▶ _Directions_
From the line that includes "Convert this document image to plain text." to the last line of the records that follow, copy every line exactly and nothing more, omitting pictures.

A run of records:
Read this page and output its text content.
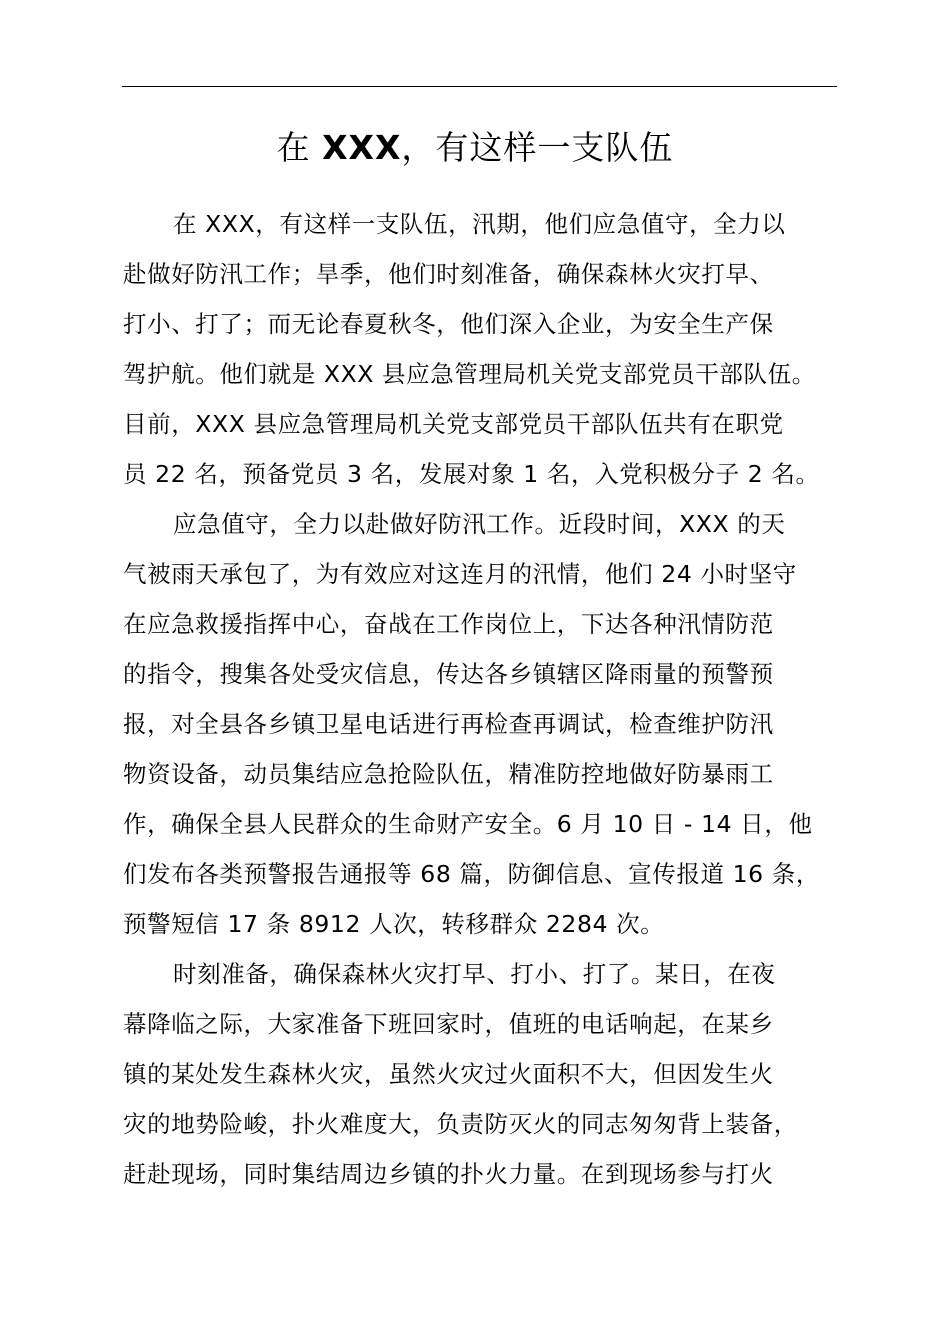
在 XXX，有这样一支队伍
在 XXX，有这样一支队伍，汛期，他们应急值守，全力以
赴做好防汛工作；旱季，他们时刻准备，确保森林火灾打早、
打小、打了；而无论春夏秋冬，他们深入企业，为安全生产保
驾护航。他们就是 XXX 县应急管理局机关党支部党员干部队伍。
目前，XXX 县应急管理局机关党支部党员干部队伍共有在职党
员 22 名，预备党员 3 名，发展对象 1 名，入党积极分子 2 名。
应急值守，全力以赴做好防汛工作。近段时间，XXX 的天
气被雨天承包了，为有效应对这连月的汛情，他们 24 小时坚守
在应急救援指挥中心，奋战在工作岗位上，下达各种汛情防范
的指令，搜集各处受灾信息，传达各乡镇辖区降雨量的预警预
报，对全县各乡镇卫星电话进行再检查再调试，检查维护防汛
物资设备，动员集结应急抢险队伍，精准防控地做好防暴雨工
作，确保全县人民群众的生命财产安全。6 月 10 日 - 14 日，他
们发布各类预警报告通报等 68 篇，防御信息、宣传报道 16 条，
预警短信 17 条 8912 人次，转移群众 2284 次。
时刻准备，确保森林火灾打早、打小、打了。某日，在夜
幕降临之际，大家准备下班回家时，值班的电话响起，在某乡
镇的某处发生森林火灾，虽然火灾过火面积不大，但因发生火
灾的地势险峻，扑火难度大，负责防灭火的同志匆匆背上装备，
赶赴现场，同时集结周边乡镇的扑火力量。在到现场参与打火
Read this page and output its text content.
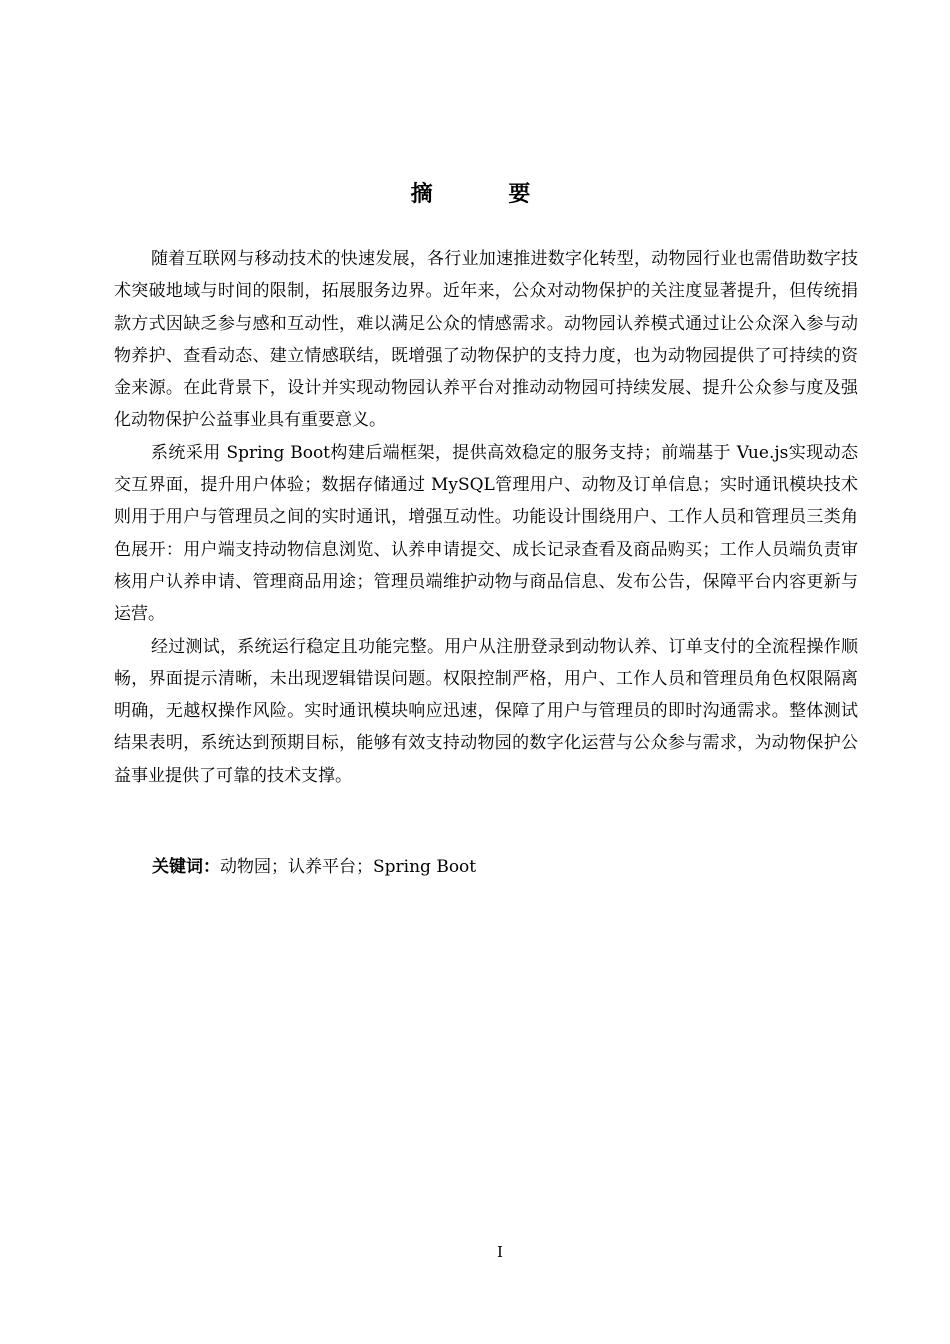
摘 要

随着互联网与移动技术的快速发展，各行业加速推进数字化转型，动物园行业也需借助数字技术突破地域与时间的限制，拓展服务边界。近年来，公众对动物保护的关注度显著提升，但传统捐款方式因缺乏参与感和互动性，难以满足公众的情感需求。动物园认养模式通过让公众深入参与动物养护、查看动态、建立情感联结，既增强了动物保护的支持力度，也为动物园提供了可持续的资金来源。在此背景下，设计并实现动物园认养平台对推动动物园可持续发展、提升公众参与度及强化动物保护公益事业具有重要意义。

系统采用 Spring Boot构建后端框架，提供高效稳定的服务支持；前端基于 Vue.js实现动态交互界面，提升用户体验；数据存储通过 MySQL管理用户、动物及订单信息；实时通讯模块技术则用于用户与管理员之间的实时通讯，增强互动性。功能设计围绕用户、工作人员和管理员三类角色展开：用户端支持动物信息浏览、认养申请提交、成长记录查看及商品购买；工作人员端负责审核用户认养申请、管理商品用途；管理员端维护动物与商品信息、发布公告，保障平台内容更新与运营。

经过测试，系统运行稳定且功能完整。用户从注册登录到动物认养、订单支付的全流程操作顺畅，界面提示清晰，未出现逻辑错误问题。权限控制严格，用户、工作人员和管理员角色权限隔离明确，无越权操作风险。实时通讯模块响应迅速，保障了用户与管理员的即时沟通需求。整体测试结果表明，系统达到预期目标，能够有效支持动物园的数字化运营与公众参与需求，为动物保护公益事业提供了可靠的技术支撑。

关键词：动物园；认养平台；Spring Boot
I
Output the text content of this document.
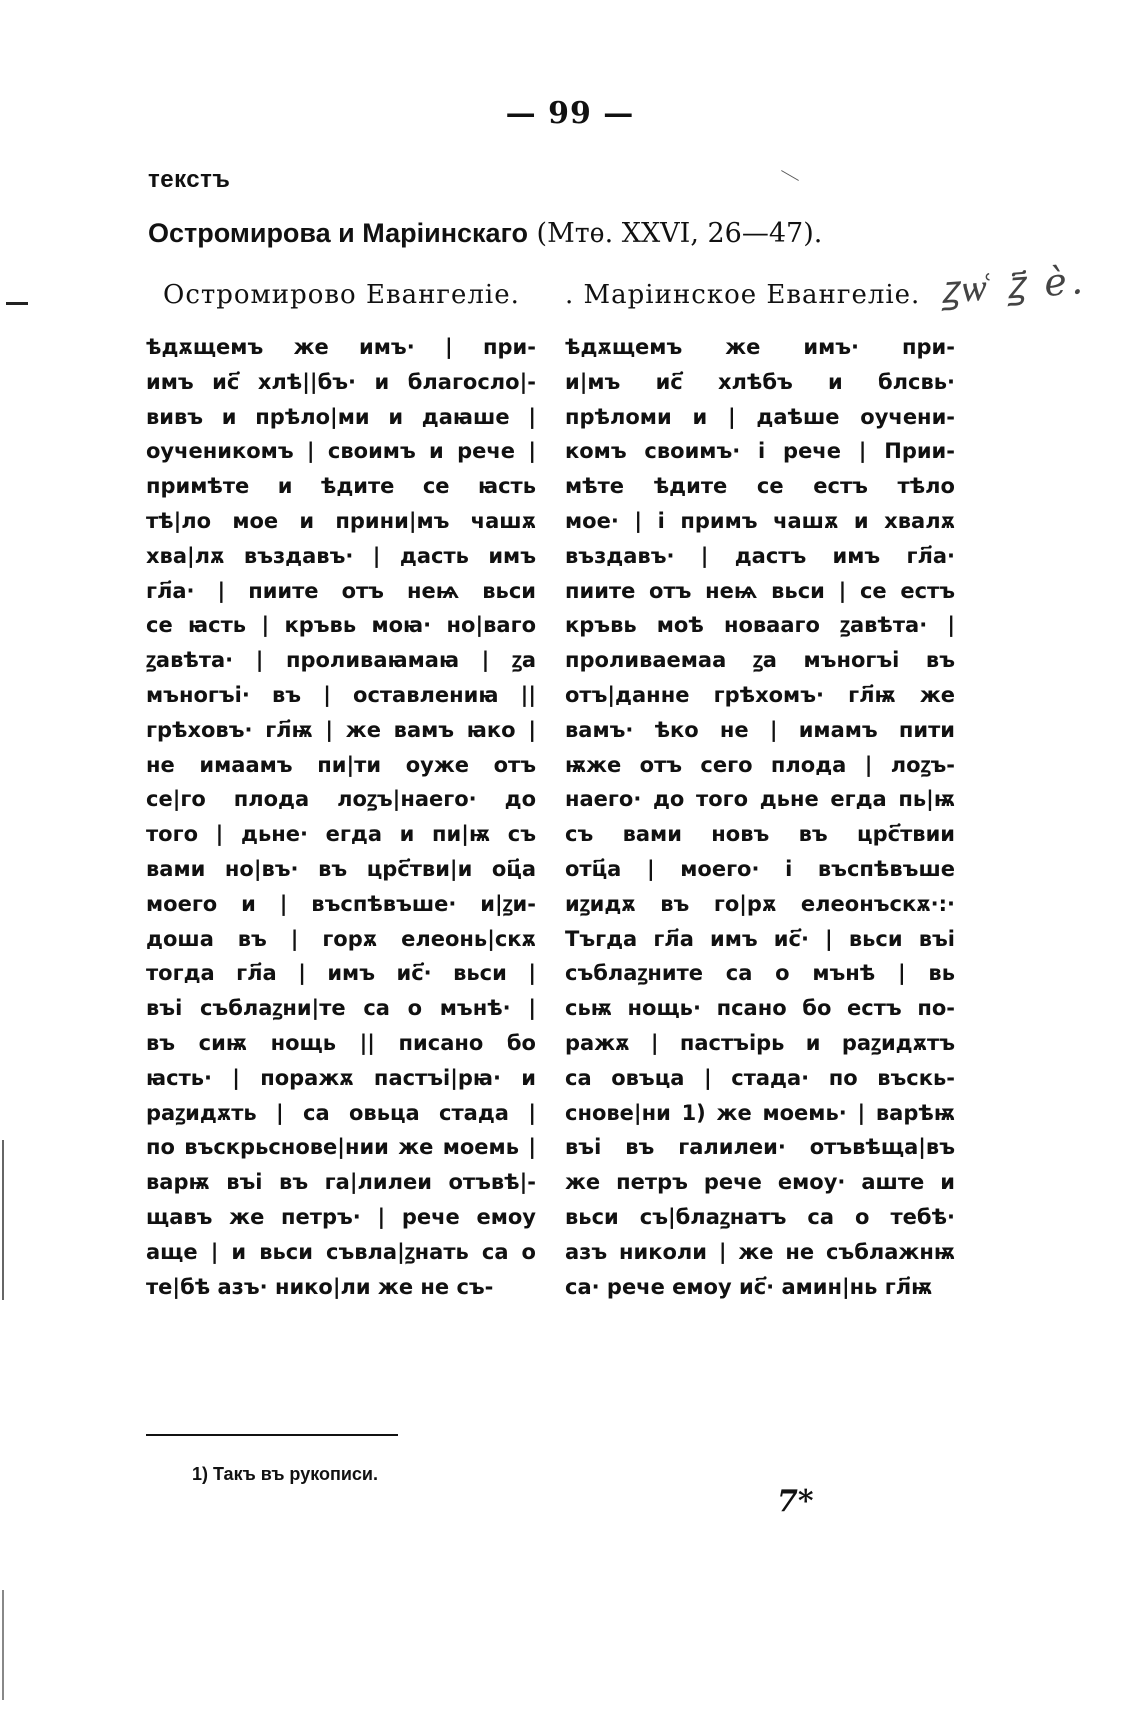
— 99 —
текстъ
Остромирова и Маріинскаго (Мтѳ. XXVI, 26—47).
Остромирово Евангеліе. . Маріинское Евангеліе. ꙁѡ͑ ꙁ҃ ѐ.
ѣдѫщемъ же имъ· | при-
имъ ис҃ хлѣ||бъ· и благосло|-
вивъ и прѣло|ми и даꙗше |
оученикомъ | своимъ и рече |
примѣте и ѣдите се ꙗсть
тѣ|ло мое и прини|мъ чашѫ
хва|лѫ въздавъ· | дасть имъ
гл҃а· | пиите отъ неѩ вьси
се ꙗсть | кръвь моꙗ· но|ваго
ꙁавѣта· | проливаꙗмаꙗ | ꙁа
мъногъі· въ | оставлениꙗ ||
грѣховъ· гл҃ѭ | же вамъ ꙗко |
не имаамъ пи|ти оуже отъ
се|го плода лоꙁъ|наего· до
того | дьне· егда и пи|ѭ съ
вами но|въ· въ црс҃тви|и оц҃а
моего и | въспѣвъше· и|ꙁи-
доша въ | горѫ елеонь|скѫ
тогда гл҃а | имъ ис҃· вьси |
въі съблаꙁни|те са о мънѣ· |
въ сиѭ нощь || писано бо
ꙗсть· | поражѫ пастъі|рꙗ· и
раꙁидѫть | са овьца стада |
по въскрьснове|нии же моемь |
варѭ въі въ га|лилеи отъвѣ|-
щавъ же петръ· | рече емоу
аще | и вьси съвла|ꙁнать са о
те|бѣ азъ· нико|ли же не съ-
ѣдѫщемъ же имъ· при-
и|мъ ис҃ хлѣбъ и блсвь·
прѣломи и | даѣше оучени-
комъ своимъ· і рече | Прии-
мѣте ѣдите се естъ тѣло
мое· | і примъ чашѫ и хвалѫ
въздавъ· | дастъ имъ гл҃а·
пиите отъ неѩ вьси | се естъ
кръвь моѣ новааго ꙁавѣта· |
проливаемаа ꙁа мъногъі въ
отъ|данне грѣхомъ· гл҃ѭ же
вамъ· ѣко не | имамъ пити
ѭже отъ сего плода | лоꙁъ-
наего· до того дьне егда пь|ѭ
съ вами новъ въ црс҃твии
отц҃а | моего· і въспѣвъше
иꙁидѫ въ го|рѫ елеонъскѫ·:·
Тъгда гл҃а имъ ис҃· | вьси въі
съблаꙁните са о мънѣ | вь
сьѭ нощь· псано бо естъ по-
ражѫ | пастъірь и раꙁидѫтъ
са овъца | стада· по въскь-
снове|ни 1) же моемь· | варѣѭ
въі въ галилеи· отъвѣща|въ
же петръ рече емоу· аште и
вьси съ|блаꙁнатъ са о тебѣ·
азъ николи | же не съблажнѭ
са· рече емоу ис҃· амин|нь гл҃ѭ
1) Такъ въ рукописи.
7*
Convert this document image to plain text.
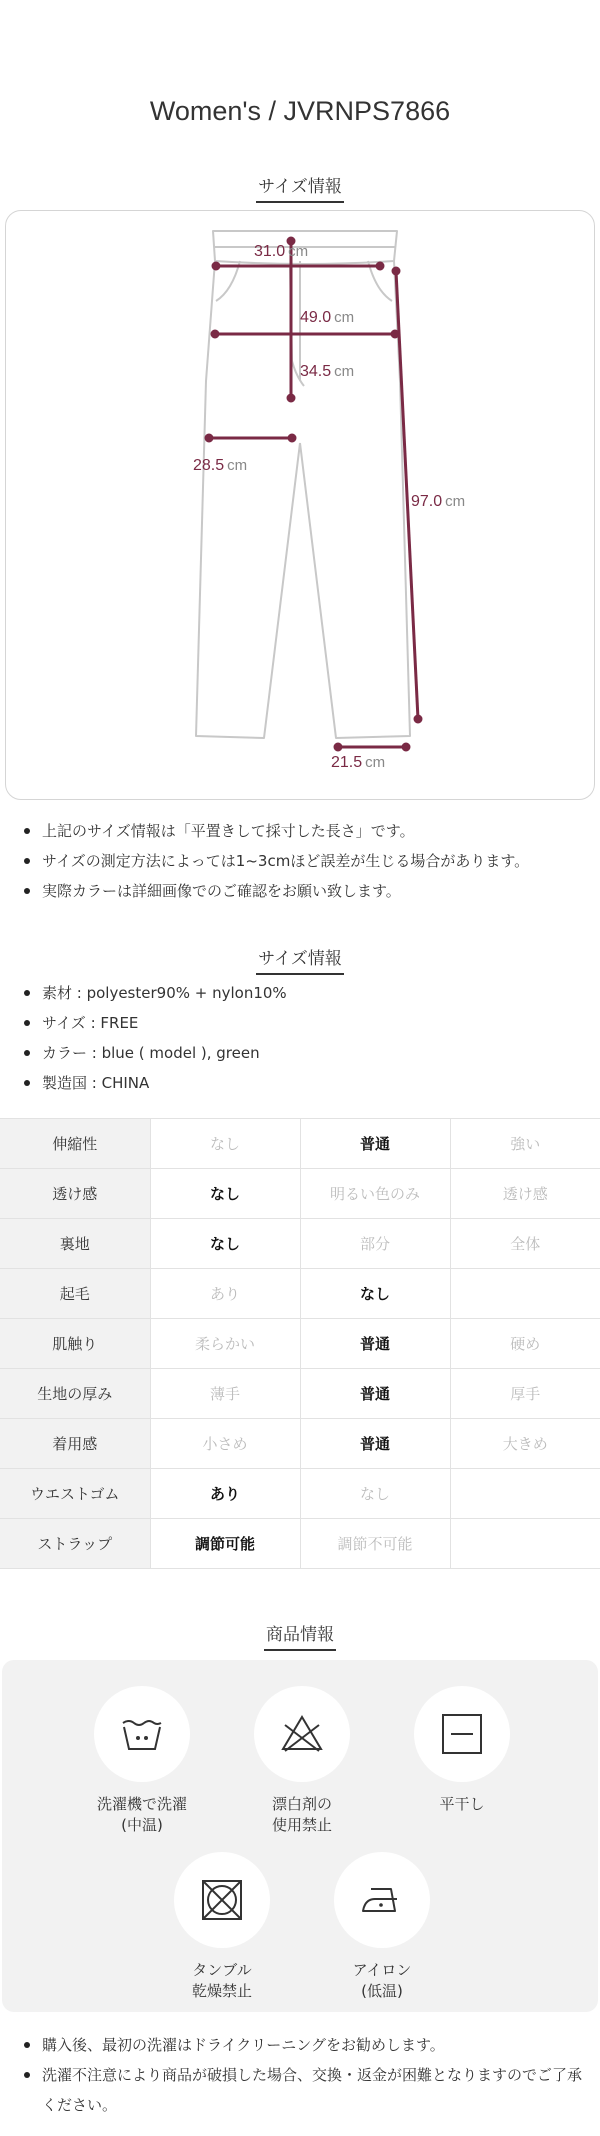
Women's / JVRNPS7866
サイズ情報
31.0 cm
49.0 cm
34.5 cm
28.5 cm
97.0 cm
21.5 cm
上記のサイズ情報は「平置きして採寸した長さ」です。
サイズの測定方法によっては1~3cmほど誤差が生じる場合があります。
実際カラーは詳細画像でのご確認をお願い致します。
サイズ情報
素材 : polyester90% + nylon10%
サイズ : FREE
カラー : blue ( model ), green
製造国 : CHINA
伸縮性	なし	普通	強い
透け感	なし	明るい色のみ	透け感
裏地	なし	部分	全体
起毛	あり	なし	
肌触り	柔らかい	普通	硬め
生地の厚み	薄手	普通	厚手
着用感	小さめ	普通	大きめ
ウエストゴム	あり	なし	
ストラップ	調節可能	調節不可能	
商品情報
洗濯機で洗濯
(中温)
漂白剤の
使用禁止
平干し
タンブル
乾燥禁止
アイロン
(低温)
購入後、最初の洗濯はドライクリーニングをお勧めします。
洗濯不注意により商品が破損した場合、交換・返金が困難となりますのでご了承ください。
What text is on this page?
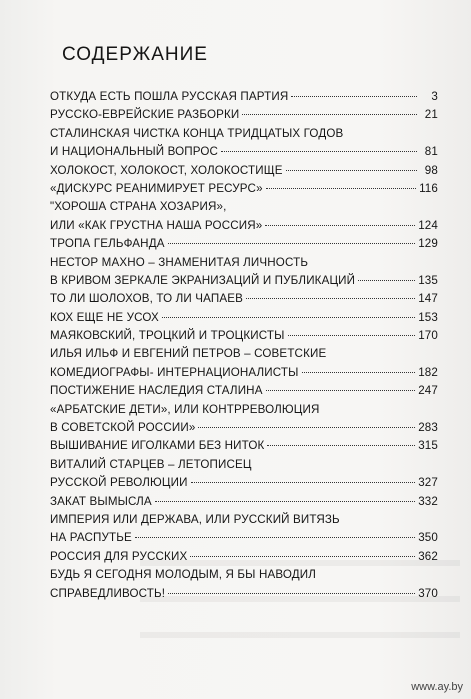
СОДЕРЖАНИЕ
ОТКУДА ЕСТЬ ПОШЛА РУССКАЯ ПАРТИЯ	3
РУССКО-ЕВРЕЙСКИЕ РАЗБОРКИ	21
СТАЛИНСКАЯ ЧИСТКА КОНЦА ТРИДЦАТЫХ ГОДОВ
И НАЦИОНАЛЬНЫЙ ВОПРОС	81
ХОЛОКОСТ, ХОЛОКОСТ, ХОЛОКОСТИЩЕ	98
«ДИСКУРС РЕАНИМИРУЕТ РЕСУРС»	116
"ХОРОША СТРАНА ХОЗАРИЯ»,
ИЛИ «КАК ГРУСТНА НАША РОССИЯ»	124
ТРОПА ГЕЛЬФАНДА	129
НЕСТОР МАХНО – ЗНАМЕНИТАЯ ЛИЧНОСТЬ
В КРИВОМ ЗЕРКАЛЕ ЭКРАНИЗАЦИЙ И ПУБЛИКАЦИЙ	135
ТО ЛИ ШОЛОХОВ, ТО ЛИ ЧАПАЕВ	147
КОХ ЕЩЕ НЕ УСОХ	153
МАЯКОВСКИЙ, ТРОЦКИЙ И ТРОЦКИСТЫ	170
ИЛЬЯ ИЛЬФ И ЕВГЕНИЙ ПЕТРОВ – СОВЕТСКИЕ
КОМЕДИОГРАФЫ- ИНТЕРНАЦИОНАЛИСТЫ	182
ПОСТИЖЕНИЕ НАСЛЕДИЯ СТАЛИНА	247
«АРБАТСКИЕ ДЕТИ», ИЛИ КОНТРРЕВОЛЮЦИЯ
В СОВЕТСКОЙ РОССИИ»	283
ВЫШИВАНИЕ ИГОЛКАМИ БЕЗ НИТОК	315
ВИТАЛИЙ СТАРЦЕВ – ЛЕТОПИСЕЦ
РУССКОЙ РЕВОЛЮЦИИ	327
ЗАКАТ ВЫМЫСЛА	332
ИМПЕРИЯ ИЛИ ДЕРЖАВА, ИЛИ РУССКИЙ ВИТЯЗЬ
НА РАСПУТЬЕ	350
РОССИЯ ДЛЯ РУССКИХ	362
БУДЬ Я СЕГОДНЯ МОЛОДЫМ, Я БЫ НАВОДИЛ
СПРАВЕДЛИВОСТЬ!	370
www.ay.by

▶ _Solution for this task_
Convert this document image to plain text.
Women's / JVRNPS7866
サイズ情報
31.0 cm
49.0 cm
34.5 cm
28.5 cm
97.0 cm
21.5 cm
上記のサイズ情報は「平置きして採寸した長さ」です。
サイズの測定方法によっては1~3cmほど誤差が生じる場合があります。
実際カラーは詳細画像でのご確認をお願い致します。
サイズ情報
素材 : polyester90% + nylon10%
サイズ : FREE
カラー : blue ( model ), green
製造国 : CHINA
伸縮性	なし	普通	強い
透け感	なし	明るい色のみ	透け感
裏地	なし	部分	全体
起毛	あり	なし	
肌触り	柔らかい	普通	硬め
生地の厚み	薄手	普通	厚手
着用感	小さめ	普通	大きめ
ウエストゴム	あり	なし	
ストラップ	調節可能	調節不可能	
商品情報
洗濯機で洗濯
(中温)
漂白剤の
使用禁止
平干し
タンブル
乾燥禁止
アイロン
(低温)
購入後、最初の洗濯はドライクリーニングをお勧めします。
洗濯不注意により商品が破損した場合、交換・返金が困難となりますのでご了承ください。
What text is on this page?
СОДЕРЖАНИЕ
ОТКУДА ЕСТЬ ПОШЛА РУССКАЯ ПАРТИЯ	3
РУССКО-ЕВРЕЙСКИЕ РАЗБОРКИ	21
СТАЛИНСКАЯ ЧИСТКА КОНЦА ТРИДЦАТЫХ ГОДОВ
И НАЦИОНАЛЬНЫЙ ВОПРОС	81
ХОЛОКОСТ, ХОЛОКОСТ, ХОЛОКОСТИЩЕ	98
«ДИСКУРС РЕАНИМИРУЕТ РЕСУРС»	116
"ХОРОША СТРАНА ХОЗАРИЯ»,
ИЛИ «КАК ГРУСТНА НАША РОССИЯ»	124
ТРОПА ГЕЛЬФАНДА	129
НЕСТОР МАХНО – ЗНАМЕНИТАЯ ЛИЧНОСТЬ
В КРИВОМ ЗЕРКАЛЕ ЭКРАНИЗАЦИЙ И ПУБЛИКАЦИЙ	135
ТО ЛИ ШОЛОХОВ, ТО ЛИ ЧАПАЕВ	147
КОХ ЕЩЕ НЕ УСОХ	153
МАЯКОВСКИЙ, ТРОЦКИЙ И ТРОЦКИСТЫ	170
ИЛЬЯ ИЛЬФ И ЕВГЕНИЙ ПЕТРОВ – СОВЕТСКИЕ
КОМЕДИОГРАФЫ- ИНТЕРНАЦИОНАЛИСТЫ	182
ПОСТИЖЕНИЕ НАСЛЕДИЯ СТАЛИНА	247
«АРБАТСКИЕ ДЕТИ», ИЛИ КОНТРРЕВОЛЮЦИЯ
В СОВЕТСКОЙ РОССИИ»	283
ВЫШИВАНИЕ ИГОЛКАМИ БЕЗ НИТОК	315
ВИТАЛИЙ СТАРЦЕВ – ЛЕТОПИСЕЦ
РУССКОЙ РЕВОЛЮЦИИ	327
ЗАКАТ ВЫМЫСЛА	332
ИМПЕРИЯ ИЛИ ДЕРЖАВА, ИЛИ РУССКИЙ ВИТЯЗЬ
НА РАСПУТЬЕ	350
РОССИЯ ДЛЯ РУССКИХ	362
БУДЬ Я СЕГОДНЯ МОЛОДЫМ, Я БЫ НАВОДИЛ
СПРАВЕДЛИВОСТЬ!	370
www.ay.by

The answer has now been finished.